Copy the records below exactly as they appear.

#### [TASK DATA]
%%
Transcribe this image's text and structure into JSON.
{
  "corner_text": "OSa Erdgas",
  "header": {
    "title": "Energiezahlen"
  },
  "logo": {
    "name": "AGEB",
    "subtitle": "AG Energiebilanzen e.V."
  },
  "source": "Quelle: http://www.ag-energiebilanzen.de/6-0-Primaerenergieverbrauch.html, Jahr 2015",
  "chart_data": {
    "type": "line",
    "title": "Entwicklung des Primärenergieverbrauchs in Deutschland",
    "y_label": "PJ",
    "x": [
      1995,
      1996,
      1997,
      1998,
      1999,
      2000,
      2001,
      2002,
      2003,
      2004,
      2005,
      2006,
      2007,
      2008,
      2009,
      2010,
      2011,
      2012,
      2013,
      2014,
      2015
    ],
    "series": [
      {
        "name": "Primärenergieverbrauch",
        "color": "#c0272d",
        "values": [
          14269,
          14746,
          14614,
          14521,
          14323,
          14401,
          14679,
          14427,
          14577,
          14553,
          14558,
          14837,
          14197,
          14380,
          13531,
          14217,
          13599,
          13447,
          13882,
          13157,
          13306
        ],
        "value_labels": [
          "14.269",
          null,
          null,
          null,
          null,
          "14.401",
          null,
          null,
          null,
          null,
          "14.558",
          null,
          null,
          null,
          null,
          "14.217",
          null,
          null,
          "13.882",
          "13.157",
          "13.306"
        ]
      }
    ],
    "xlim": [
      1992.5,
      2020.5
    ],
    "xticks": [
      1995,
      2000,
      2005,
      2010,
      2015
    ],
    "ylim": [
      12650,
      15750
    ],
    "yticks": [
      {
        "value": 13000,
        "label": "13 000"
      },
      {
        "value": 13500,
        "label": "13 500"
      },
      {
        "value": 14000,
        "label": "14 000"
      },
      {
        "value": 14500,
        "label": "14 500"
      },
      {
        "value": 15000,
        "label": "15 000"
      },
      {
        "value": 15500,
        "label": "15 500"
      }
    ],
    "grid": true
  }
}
%%
#### [ANSWER TO THIS PROBLEM]
Transcribe this image's text and structure into JSON.
{
  "corner_text": "OSa Erdgas",
  "header": {
    "title": "Energiezahlen"
  },
  "logo": {
    "name": "AGEB",
    "subtitle": "AG Energiebilanzen e.V."
  },
  "source": "Quelle: http://www.ag-energiebilanzen.de/6-0-Primaerenergieverbrauch.html, Jahr 2015",
  "chart_data": {
    "type": "line",
    "title": "Entwicklung des Primärenergieverbrauchs in Deutschland",
    "y_label": "PJ",
    "x": [
      1995,
      1996,
      1997,
      1998,
      1999,
      2000,
      2001,
      2002,
      2003,
      2004,
      2005,
      2006,
      2007,
      2008,
      2009,
      2010,
      2011,
      2012,
      2013,
      2014,
      2015
    ],
    "series": [
      {
        "name": "Primärenergieverbrauch",
        "color": "#c0272d",
        "values": [
          14269,
          14746,
          14614,
          14521,
          14323,
          14401,
          14679,
          14427,
          14577,
          14553,
          14558,
          14837,
          14197,
          14380,
          13531,
          14217,
          13599,
          13447,
          13882,
          13157,
          13306
        ],
        "value_labels": [
          "14.269",
          null,
          null,
          null,
          null,
          "14.401",
          null,
          null,
          null,
          null,
          "14.558",
          null,
          null,
          null,
          null,
          "14.217",
          null,
          null,
          "13.882",
          "13.157",
          "13.306"
        ]
      }
    ],
    "xlim": [
      1992.5,
      2020.5
    ],
    "xticks": [
      1995,
      2000,
      2005,
      2010,
      2015
    ],
    "ylim": [
      12650,
      15750
    ],
    "yticks": [
      {
        "value": 13000,
        "label": "13 000"
      },
      {
        "value": 13500,
        "label": "13 500"
      },
      {
        "value": 14000,
        "label": "14 000"
      },
      {
        "value": 14500,
        "label": "14 500"
      },
      {
        "value": 15000,
        "label": "15 000"
      },
      {
        "value": 15500,
        "label": "15 500"
      }
    ],
    "grid": true
  }
}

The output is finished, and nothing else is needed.